▸ **The input**
========
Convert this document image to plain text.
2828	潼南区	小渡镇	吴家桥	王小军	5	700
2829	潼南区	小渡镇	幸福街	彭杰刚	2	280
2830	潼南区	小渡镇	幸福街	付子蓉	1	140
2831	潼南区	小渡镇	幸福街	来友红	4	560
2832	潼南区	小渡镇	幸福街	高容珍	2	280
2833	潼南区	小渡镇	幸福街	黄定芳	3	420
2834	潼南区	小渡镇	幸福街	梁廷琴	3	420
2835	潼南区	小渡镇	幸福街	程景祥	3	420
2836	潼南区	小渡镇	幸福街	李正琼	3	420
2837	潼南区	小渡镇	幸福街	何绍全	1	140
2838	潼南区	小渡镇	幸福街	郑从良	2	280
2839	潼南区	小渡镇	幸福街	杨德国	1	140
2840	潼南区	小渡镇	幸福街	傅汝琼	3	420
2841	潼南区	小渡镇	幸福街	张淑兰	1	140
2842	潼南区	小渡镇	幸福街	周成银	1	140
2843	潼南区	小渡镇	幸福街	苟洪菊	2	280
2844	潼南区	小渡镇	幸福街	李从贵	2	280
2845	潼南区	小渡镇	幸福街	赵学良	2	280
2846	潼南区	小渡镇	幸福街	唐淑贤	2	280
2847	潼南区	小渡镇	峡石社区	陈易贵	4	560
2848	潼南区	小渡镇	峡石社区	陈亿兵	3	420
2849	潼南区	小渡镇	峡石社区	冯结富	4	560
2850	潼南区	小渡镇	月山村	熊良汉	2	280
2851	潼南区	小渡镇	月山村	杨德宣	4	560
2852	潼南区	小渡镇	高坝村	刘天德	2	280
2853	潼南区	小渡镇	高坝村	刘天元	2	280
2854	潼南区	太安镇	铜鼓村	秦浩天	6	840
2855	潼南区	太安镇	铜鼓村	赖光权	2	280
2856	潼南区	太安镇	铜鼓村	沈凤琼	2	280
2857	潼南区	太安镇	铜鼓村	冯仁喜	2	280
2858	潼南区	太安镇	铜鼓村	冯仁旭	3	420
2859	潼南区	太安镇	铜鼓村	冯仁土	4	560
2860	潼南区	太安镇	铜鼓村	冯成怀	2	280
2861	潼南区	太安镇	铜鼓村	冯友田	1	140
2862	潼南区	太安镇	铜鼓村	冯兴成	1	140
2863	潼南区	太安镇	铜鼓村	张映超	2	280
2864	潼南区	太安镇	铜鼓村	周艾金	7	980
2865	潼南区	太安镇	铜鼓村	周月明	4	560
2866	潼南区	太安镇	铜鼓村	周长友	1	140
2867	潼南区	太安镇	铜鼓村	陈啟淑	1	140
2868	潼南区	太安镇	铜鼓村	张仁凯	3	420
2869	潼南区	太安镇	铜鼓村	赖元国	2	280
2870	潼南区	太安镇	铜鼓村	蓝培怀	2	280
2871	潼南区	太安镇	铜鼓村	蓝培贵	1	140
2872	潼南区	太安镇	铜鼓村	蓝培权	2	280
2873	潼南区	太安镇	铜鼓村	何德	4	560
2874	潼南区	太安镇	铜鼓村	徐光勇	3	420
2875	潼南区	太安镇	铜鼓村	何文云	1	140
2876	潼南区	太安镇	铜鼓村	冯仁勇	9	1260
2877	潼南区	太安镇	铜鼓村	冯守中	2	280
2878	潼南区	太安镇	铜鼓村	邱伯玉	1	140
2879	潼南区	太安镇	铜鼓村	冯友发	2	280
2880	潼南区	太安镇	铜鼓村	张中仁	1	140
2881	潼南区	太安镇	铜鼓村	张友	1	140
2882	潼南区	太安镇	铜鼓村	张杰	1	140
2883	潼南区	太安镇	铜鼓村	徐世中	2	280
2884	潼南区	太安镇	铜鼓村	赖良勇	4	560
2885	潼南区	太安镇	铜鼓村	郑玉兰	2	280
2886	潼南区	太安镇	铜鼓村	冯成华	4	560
========
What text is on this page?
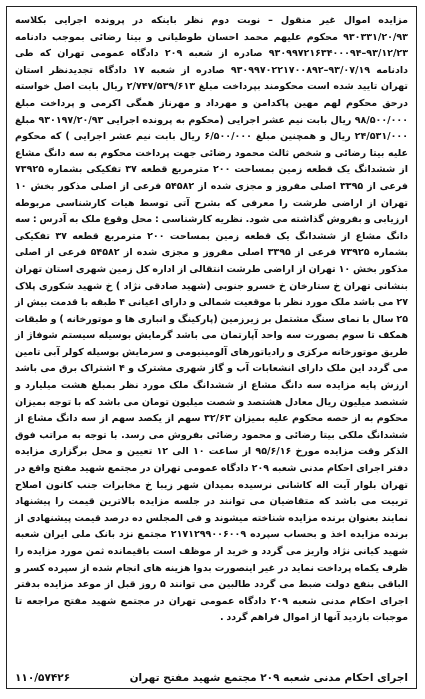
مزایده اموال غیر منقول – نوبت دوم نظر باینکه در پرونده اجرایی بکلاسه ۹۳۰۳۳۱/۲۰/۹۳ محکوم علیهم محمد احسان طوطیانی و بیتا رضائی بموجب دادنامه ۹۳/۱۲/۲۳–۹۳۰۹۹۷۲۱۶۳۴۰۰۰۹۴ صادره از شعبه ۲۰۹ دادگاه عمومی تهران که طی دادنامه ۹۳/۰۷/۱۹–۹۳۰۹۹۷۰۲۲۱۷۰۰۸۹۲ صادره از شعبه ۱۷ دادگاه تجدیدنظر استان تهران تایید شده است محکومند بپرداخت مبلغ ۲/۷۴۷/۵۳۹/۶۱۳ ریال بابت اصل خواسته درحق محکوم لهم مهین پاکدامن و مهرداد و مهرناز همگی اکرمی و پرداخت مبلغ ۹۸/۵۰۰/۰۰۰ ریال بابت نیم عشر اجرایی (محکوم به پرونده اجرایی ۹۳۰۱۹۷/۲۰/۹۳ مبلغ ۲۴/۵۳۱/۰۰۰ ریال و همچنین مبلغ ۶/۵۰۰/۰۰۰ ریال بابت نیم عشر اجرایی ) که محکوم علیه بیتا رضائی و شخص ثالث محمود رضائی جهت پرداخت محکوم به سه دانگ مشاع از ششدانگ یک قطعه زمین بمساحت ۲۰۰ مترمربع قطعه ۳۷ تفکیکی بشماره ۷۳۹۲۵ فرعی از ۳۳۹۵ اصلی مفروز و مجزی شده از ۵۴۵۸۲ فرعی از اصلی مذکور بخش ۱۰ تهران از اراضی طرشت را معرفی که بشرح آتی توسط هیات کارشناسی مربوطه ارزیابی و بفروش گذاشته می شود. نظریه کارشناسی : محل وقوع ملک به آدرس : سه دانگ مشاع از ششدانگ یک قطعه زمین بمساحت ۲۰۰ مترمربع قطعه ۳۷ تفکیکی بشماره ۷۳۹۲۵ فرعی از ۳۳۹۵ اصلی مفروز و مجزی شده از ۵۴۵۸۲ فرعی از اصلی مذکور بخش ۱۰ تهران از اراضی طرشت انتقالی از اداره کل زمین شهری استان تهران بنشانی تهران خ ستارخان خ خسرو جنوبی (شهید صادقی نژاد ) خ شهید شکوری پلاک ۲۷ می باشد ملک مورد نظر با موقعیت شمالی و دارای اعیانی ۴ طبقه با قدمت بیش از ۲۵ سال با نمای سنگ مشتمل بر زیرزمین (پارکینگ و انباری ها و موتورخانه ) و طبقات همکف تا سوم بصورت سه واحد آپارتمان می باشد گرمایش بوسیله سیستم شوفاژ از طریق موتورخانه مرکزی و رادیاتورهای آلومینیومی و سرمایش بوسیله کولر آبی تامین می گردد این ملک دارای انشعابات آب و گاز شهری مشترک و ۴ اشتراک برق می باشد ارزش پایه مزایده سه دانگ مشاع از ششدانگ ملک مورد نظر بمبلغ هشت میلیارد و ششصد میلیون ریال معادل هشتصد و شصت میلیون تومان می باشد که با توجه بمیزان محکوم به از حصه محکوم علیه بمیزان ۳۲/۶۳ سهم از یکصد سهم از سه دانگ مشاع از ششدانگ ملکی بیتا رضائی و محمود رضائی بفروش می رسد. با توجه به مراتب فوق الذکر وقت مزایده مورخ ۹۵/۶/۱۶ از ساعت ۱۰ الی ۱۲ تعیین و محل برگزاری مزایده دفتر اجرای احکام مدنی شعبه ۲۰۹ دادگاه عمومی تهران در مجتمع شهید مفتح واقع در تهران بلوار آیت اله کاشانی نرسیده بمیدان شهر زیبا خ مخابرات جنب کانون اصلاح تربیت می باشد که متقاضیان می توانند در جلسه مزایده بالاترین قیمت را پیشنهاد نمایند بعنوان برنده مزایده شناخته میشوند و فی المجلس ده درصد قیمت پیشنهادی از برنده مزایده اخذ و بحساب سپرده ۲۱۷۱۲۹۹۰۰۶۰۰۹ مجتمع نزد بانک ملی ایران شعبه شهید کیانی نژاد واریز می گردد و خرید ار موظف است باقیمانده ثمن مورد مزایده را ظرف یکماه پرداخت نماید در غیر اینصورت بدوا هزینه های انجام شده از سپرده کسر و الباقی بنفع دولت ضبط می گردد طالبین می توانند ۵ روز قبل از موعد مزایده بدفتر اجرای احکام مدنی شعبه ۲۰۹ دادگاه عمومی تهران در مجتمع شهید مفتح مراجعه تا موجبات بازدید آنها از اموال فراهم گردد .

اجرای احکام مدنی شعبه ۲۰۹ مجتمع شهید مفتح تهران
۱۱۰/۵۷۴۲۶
========
▸ **Task directions**
Search the records for the word "this" and copy every line where it occurs.

▸ **Result below**
Convert this document image to plain text.
What text is on this page?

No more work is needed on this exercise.